■ Set problem ■
Say how many lines of the material below contain the word "Number", with no other words.

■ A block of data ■
-*-

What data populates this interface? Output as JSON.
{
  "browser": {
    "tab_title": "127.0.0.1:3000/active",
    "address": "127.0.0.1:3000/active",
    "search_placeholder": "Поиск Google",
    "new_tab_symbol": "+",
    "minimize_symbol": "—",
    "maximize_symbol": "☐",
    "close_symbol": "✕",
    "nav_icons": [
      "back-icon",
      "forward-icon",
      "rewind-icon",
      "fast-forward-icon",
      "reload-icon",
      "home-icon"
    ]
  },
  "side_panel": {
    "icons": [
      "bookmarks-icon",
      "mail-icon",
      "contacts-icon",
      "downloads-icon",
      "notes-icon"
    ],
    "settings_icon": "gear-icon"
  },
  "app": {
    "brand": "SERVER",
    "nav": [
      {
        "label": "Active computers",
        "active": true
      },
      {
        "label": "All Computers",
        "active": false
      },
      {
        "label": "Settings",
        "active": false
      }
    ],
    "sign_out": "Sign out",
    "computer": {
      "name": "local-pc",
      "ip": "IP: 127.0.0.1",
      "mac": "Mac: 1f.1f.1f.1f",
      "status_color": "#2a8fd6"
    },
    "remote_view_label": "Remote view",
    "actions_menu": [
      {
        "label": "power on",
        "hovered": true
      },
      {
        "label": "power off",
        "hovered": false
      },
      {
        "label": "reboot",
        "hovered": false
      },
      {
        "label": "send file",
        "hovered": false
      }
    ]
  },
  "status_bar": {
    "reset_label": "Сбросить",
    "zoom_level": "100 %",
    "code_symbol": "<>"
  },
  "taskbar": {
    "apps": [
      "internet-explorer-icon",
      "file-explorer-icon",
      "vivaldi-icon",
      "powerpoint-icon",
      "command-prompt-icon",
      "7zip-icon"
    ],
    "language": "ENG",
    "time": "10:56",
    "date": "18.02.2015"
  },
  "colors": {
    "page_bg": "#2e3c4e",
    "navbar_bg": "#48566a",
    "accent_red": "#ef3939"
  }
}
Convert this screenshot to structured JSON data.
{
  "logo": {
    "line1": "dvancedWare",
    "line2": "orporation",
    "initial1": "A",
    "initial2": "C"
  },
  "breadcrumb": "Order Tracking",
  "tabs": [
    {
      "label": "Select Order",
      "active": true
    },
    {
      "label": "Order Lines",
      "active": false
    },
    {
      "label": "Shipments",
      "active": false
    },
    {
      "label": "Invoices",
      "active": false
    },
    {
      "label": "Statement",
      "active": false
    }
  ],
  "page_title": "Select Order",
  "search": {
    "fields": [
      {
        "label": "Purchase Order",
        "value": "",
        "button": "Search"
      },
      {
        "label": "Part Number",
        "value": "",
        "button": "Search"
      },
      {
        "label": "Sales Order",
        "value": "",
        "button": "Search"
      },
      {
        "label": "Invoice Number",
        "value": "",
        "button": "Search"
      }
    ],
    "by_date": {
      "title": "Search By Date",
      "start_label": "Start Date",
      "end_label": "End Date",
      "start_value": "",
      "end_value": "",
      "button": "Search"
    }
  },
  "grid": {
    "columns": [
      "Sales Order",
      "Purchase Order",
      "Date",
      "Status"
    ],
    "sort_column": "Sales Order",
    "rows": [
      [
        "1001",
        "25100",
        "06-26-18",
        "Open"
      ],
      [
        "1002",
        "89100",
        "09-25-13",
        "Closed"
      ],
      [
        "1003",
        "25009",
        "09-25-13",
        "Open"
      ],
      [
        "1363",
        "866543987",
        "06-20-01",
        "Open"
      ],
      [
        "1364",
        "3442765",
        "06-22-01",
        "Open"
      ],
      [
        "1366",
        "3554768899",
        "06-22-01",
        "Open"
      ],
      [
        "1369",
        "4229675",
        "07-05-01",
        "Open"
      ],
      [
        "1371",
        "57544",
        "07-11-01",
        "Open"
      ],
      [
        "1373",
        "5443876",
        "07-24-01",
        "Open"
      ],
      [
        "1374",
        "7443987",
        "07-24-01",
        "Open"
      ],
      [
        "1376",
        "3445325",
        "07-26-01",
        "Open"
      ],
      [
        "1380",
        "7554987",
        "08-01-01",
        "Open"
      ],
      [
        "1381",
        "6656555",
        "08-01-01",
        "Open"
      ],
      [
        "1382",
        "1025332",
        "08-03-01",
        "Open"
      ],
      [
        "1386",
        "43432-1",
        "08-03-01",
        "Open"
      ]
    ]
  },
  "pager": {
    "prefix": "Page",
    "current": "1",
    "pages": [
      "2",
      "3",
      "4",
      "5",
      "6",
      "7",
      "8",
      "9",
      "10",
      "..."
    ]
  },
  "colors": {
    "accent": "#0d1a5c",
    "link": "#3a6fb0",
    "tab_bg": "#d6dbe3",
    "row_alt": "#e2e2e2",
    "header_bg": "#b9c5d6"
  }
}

-*-

■ Final answer ■
2